══ The input

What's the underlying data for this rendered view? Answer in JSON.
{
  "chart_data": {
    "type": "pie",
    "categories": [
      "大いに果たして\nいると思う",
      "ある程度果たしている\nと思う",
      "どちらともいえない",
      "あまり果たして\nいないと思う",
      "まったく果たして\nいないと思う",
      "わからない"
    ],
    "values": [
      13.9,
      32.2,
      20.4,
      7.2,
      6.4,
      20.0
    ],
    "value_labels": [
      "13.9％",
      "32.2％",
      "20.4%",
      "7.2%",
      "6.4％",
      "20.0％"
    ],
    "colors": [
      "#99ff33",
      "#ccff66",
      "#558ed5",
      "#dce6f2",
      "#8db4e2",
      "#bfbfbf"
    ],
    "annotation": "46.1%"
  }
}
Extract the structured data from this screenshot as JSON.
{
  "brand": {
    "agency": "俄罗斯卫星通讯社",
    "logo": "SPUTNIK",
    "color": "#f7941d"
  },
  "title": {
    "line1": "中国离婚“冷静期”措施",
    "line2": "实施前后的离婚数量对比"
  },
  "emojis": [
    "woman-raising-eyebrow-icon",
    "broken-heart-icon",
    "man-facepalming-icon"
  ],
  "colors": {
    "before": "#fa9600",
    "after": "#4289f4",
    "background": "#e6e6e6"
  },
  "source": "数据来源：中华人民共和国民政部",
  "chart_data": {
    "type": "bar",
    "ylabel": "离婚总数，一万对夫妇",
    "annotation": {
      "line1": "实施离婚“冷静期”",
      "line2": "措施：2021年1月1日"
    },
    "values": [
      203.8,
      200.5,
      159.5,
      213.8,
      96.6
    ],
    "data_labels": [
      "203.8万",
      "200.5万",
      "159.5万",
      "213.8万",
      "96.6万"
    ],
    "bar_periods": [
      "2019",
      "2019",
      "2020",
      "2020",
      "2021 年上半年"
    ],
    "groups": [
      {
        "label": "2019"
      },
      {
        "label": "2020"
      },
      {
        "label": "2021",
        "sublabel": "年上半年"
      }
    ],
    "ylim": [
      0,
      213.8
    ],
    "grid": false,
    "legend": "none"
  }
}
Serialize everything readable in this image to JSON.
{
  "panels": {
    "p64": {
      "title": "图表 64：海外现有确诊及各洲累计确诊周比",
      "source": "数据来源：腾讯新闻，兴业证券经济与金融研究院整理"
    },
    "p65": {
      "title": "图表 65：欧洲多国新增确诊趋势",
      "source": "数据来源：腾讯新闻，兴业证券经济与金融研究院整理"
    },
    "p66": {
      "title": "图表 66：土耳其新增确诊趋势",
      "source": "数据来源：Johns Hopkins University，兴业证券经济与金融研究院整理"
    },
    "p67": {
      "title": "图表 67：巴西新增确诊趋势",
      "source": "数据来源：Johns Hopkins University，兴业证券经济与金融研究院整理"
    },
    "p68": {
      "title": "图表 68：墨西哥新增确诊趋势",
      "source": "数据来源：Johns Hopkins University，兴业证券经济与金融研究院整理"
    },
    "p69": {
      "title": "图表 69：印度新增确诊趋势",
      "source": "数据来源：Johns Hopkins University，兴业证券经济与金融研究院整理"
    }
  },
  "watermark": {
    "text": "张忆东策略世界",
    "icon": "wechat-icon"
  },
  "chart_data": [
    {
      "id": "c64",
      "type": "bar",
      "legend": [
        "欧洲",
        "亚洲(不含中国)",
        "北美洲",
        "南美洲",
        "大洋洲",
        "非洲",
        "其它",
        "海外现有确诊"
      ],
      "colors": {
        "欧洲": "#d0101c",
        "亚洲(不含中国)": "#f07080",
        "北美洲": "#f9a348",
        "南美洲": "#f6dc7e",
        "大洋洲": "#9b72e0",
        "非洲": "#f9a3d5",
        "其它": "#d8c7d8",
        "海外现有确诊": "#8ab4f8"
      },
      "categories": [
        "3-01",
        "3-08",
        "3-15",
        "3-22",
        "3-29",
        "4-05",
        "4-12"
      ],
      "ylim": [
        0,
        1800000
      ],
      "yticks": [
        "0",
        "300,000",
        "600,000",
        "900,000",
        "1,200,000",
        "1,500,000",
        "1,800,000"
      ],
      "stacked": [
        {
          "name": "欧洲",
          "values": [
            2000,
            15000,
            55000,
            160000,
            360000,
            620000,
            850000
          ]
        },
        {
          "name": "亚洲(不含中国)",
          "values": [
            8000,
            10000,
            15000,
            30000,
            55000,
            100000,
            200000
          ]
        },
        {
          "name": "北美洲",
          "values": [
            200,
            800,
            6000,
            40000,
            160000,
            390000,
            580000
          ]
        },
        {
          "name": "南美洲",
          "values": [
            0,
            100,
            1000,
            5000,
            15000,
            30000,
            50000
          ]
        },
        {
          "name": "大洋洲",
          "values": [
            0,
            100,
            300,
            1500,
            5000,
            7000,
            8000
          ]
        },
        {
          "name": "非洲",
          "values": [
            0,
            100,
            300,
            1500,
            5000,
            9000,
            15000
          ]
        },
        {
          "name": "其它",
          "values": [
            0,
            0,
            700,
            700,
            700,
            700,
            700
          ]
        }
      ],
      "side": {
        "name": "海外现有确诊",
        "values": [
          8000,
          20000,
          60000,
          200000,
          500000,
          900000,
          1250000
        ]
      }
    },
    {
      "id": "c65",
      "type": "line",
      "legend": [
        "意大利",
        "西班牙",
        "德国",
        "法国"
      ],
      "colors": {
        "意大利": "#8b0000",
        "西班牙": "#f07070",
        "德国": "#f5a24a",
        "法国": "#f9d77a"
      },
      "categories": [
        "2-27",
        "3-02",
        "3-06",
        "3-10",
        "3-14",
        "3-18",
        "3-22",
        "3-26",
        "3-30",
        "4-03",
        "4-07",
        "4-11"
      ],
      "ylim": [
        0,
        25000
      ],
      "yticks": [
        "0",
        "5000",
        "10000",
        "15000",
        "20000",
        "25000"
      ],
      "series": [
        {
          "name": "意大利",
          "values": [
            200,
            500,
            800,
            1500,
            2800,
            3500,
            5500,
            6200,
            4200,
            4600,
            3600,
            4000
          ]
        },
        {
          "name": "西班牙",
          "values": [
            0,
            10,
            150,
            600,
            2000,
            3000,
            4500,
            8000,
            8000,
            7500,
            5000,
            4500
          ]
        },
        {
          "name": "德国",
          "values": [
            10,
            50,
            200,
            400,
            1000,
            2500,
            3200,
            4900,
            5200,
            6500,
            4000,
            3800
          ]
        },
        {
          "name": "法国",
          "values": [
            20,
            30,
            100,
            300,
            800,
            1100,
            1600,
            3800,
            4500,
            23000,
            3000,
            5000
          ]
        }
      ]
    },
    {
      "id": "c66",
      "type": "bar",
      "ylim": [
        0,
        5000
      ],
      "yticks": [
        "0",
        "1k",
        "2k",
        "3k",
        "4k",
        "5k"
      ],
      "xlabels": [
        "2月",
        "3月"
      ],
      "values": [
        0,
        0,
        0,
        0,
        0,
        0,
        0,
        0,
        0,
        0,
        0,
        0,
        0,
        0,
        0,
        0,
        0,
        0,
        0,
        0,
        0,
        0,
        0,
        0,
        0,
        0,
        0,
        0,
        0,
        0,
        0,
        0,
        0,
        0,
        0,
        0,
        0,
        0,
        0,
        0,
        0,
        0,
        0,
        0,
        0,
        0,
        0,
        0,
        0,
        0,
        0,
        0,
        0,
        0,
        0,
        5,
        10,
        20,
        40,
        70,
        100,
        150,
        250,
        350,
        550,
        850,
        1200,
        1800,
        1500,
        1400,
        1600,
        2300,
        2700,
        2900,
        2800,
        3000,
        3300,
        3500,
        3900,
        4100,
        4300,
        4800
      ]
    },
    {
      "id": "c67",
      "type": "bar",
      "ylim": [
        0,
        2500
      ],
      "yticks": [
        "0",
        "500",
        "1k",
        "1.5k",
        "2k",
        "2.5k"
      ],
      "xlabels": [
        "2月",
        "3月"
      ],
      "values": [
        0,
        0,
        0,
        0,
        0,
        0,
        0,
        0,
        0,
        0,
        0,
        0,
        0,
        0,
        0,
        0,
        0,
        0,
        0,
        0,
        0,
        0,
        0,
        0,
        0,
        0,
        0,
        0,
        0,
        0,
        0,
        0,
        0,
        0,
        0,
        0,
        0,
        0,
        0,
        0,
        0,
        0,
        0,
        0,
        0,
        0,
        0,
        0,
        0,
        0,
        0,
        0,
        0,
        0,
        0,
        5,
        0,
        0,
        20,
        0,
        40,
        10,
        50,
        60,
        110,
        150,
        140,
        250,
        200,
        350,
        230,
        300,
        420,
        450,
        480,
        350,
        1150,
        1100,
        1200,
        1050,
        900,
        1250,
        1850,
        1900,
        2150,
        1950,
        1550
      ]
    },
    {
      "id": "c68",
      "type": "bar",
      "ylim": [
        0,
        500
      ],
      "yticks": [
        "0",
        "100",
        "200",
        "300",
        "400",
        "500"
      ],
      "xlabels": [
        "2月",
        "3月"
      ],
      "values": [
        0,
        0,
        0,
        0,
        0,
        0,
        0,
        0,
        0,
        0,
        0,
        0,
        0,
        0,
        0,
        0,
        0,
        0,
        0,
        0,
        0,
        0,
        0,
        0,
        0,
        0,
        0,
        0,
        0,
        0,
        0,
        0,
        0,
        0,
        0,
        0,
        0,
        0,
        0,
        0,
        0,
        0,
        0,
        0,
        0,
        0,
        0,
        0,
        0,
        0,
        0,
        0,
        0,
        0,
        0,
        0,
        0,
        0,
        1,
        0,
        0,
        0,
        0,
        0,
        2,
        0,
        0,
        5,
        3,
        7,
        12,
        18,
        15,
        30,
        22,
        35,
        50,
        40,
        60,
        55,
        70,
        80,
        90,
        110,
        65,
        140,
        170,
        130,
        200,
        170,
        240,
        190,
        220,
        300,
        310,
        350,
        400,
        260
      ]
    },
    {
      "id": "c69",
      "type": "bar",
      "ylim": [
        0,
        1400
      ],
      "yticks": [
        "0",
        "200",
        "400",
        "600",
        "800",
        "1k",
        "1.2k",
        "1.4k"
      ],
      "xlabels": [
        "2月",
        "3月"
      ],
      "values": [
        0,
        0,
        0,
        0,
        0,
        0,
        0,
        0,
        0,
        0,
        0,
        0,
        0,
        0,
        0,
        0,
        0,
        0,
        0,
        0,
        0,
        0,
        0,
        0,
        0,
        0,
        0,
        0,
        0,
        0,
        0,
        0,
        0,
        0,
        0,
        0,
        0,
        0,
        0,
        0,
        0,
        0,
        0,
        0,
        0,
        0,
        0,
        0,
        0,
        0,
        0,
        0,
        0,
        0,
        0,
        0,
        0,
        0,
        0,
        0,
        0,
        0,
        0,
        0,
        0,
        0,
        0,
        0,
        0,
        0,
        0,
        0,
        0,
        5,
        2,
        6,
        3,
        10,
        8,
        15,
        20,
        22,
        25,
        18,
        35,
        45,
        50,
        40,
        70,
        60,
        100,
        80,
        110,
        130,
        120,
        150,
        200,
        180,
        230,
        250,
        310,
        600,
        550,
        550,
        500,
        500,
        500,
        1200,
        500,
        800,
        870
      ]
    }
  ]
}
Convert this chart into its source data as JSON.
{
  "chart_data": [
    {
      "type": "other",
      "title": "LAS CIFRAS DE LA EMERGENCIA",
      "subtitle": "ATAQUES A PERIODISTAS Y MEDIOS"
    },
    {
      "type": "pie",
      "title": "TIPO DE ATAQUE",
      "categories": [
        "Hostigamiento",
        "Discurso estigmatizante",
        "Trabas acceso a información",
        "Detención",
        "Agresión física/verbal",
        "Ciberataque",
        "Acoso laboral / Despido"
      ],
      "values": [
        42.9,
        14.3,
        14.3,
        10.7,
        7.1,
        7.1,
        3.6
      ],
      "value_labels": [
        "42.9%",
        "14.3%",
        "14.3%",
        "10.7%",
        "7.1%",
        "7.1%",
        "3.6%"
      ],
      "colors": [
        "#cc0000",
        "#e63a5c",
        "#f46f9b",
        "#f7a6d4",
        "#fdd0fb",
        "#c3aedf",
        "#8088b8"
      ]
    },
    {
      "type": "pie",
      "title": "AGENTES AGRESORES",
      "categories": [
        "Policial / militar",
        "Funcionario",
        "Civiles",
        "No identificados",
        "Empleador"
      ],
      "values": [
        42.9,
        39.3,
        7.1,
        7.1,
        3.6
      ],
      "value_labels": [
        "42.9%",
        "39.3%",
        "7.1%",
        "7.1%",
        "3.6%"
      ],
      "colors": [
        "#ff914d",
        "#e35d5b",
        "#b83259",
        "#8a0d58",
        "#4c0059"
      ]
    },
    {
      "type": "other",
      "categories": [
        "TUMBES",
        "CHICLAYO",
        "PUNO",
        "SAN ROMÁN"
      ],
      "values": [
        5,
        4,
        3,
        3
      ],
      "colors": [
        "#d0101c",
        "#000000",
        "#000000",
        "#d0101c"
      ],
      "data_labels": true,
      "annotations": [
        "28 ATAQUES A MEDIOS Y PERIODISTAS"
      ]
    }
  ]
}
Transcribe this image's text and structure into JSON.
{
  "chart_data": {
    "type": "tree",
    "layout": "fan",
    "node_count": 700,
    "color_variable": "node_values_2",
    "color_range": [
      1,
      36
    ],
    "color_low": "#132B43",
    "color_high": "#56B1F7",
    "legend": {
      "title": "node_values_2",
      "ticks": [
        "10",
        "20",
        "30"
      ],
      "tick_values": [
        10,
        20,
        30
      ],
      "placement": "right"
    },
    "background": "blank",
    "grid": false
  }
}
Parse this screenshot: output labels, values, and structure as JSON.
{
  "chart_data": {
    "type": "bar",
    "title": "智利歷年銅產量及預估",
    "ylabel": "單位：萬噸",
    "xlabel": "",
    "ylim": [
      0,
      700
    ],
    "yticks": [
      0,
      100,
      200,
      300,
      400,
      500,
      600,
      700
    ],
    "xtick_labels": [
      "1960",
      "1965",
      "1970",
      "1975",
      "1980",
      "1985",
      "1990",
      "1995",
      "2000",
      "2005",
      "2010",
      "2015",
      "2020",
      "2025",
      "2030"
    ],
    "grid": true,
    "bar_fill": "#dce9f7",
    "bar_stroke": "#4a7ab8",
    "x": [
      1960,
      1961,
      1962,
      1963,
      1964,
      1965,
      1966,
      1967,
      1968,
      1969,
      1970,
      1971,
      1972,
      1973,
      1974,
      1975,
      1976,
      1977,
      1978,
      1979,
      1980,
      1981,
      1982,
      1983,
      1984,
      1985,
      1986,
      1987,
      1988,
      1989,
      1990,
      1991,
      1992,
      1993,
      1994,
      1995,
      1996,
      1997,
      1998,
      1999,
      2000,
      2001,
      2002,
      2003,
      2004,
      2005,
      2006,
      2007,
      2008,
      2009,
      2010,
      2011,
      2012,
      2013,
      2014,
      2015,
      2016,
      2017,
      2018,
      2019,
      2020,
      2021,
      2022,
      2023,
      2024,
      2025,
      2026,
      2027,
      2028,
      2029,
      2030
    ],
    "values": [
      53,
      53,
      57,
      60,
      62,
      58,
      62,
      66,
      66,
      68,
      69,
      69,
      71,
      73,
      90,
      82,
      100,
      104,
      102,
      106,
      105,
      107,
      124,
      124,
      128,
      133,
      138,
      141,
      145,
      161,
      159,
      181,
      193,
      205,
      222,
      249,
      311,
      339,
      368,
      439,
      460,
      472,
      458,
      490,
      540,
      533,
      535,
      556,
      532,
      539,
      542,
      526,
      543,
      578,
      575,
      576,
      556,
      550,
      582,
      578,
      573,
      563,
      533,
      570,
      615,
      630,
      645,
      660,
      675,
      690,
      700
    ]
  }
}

════

▶ **Description of the task**: Look through the entries above; copy each line where the string "text" appears.

▶ **Final result**:
    "text": "张忆东策略世界",
Transcribe this image's text and structure into JSON.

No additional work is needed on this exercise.